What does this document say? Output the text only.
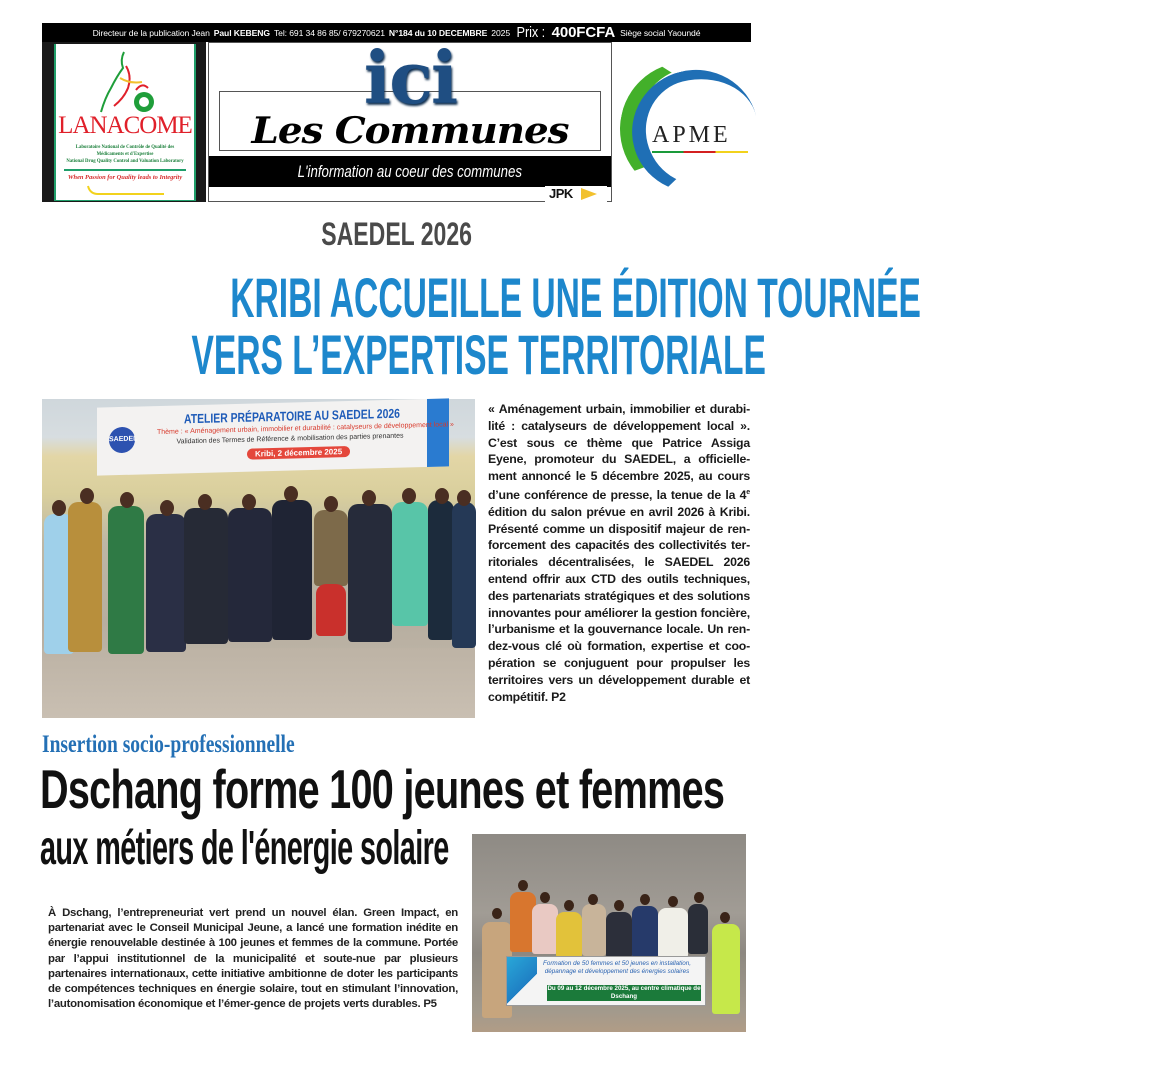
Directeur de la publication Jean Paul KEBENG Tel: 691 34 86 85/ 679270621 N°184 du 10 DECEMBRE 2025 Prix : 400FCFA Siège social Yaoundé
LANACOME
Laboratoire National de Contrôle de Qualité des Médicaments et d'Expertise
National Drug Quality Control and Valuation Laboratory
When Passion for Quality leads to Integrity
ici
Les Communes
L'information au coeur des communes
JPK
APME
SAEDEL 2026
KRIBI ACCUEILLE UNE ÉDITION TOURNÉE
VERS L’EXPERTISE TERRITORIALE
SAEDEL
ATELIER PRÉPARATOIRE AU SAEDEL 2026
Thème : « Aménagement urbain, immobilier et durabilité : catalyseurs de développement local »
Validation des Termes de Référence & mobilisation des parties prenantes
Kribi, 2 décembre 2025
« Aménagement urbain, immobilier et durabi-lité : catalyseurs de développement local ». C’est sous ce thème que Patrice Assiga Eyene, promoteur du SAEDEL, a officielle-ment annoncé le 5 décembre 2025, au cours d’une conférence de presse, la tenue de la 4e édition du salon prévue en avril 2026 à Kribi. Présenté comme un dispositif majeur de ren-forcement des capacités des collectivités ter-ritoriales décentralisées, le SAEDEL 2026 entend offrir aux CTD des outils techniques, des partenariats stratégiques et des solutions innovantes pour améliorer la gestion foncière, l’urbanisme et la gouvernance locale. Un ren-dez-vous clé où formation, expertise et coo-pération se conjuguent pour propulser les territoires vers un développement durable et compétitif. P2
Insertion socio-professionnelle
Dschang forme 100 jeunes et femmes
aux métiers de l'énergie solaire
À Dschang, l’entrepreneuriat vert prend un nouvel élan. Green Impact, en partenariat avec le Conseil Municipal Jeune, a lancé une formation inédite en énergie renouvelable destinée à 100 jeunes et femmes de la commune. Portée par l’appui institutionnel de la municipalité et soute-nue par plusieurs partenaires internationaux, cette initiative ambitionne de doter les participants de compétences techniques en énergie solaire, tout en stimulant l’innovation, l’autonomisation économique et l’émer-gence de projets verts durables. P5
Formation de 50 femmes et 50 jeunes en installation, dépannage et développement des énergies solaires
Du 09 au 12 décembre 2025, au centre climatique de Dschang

------

* TASK GOAL
Retype the records exactly. Any image in them should not appear in what you write.

* FULL RESPONSE
What does this document say? Output the text only.
Directeur de la publication Jean Paul KEBENG Tel: 691 34 86 85/ 679270621 N°184 du 10 DECEMBRE 2025 Prix : 400FCFA Siège social Yaoundé
LANACOME
Laboratoire National de Contrôle de Qualité des Médicaments et d'Expertise
National Drug Quality Control and Valuation Laboratory
When Passion for Quality leads to Integrity
ici
Les Communes
L'information au coeur des communes
JPK
APME
SAEDEL 2026
KRIBI ACCUEILLE UNE ÉDITION TOURNÉE
VERS L’EXPERTISE TERRITORIALE
SAEDEL
ATELIER PRÉPARATOIRE AU SAEDEL 2026
Thème : « Aménagement urbain, immobilier et durabilité : catalyseurs de développement local »
Validation des Termes de Référence & mobilisation des parties prenantes
Kribi, 2 décembre 2025
« Aménagement urbain, immobilier et durabi-lité : catalyseurs de développement local ». C’est sous ce thème que Patrice Assiga Eyene, promoteur du SAEDEL, a officielle-ment annoncé le 5 décembre 2025, au cours d’une conférence de presse, la tenue de la 4e édition du salon prévue en avril 2026 à Kribi. Présenté comme un dispositif majeur de ren-forcement des capacités des collectivités ter-ritoriales décentralisées, le SAEDEL 2026 entend offrir aux CTD des outils techniques, des partenariats stratégiques et des solutions innovantes pour améliorer la gestion foncière, l’urbanisme et la gouvernance locale. Un ren-dez-vous clé où formation, expertise et coo-pération se conjuguent pour propulser les territoires vers un développement durable et compétitif. P2
Insertion socio-professionnelle
Dschang forme 100 jeunes et femmes
aux métiers de l'énergie solaire
À Dschang, l’entrepreneuriat vert prend un nouvel élan. Green Impact, en partenariat avec le Conseil Municipal Jeune, a lancé une formation inédite en énergie renouvelable destinée à 100 jeunes et femmes de la commune. Portée par l’appui institutionnel de la municipalité et soute-nue par plusieurs partenaires internationaux, cette initiative ambitionne de doter les participants de compétences techniques en énergie solaire, tout en stimulant l’innovation, l’autonomisation économique et l’émer-gence de projets verts durables. P5
Formation de 50 femmes et 50 jeunes en installation, dépannage et développement des énergies solaires
Du 09 au 12 décembre 2025, au centre climatique de Dschang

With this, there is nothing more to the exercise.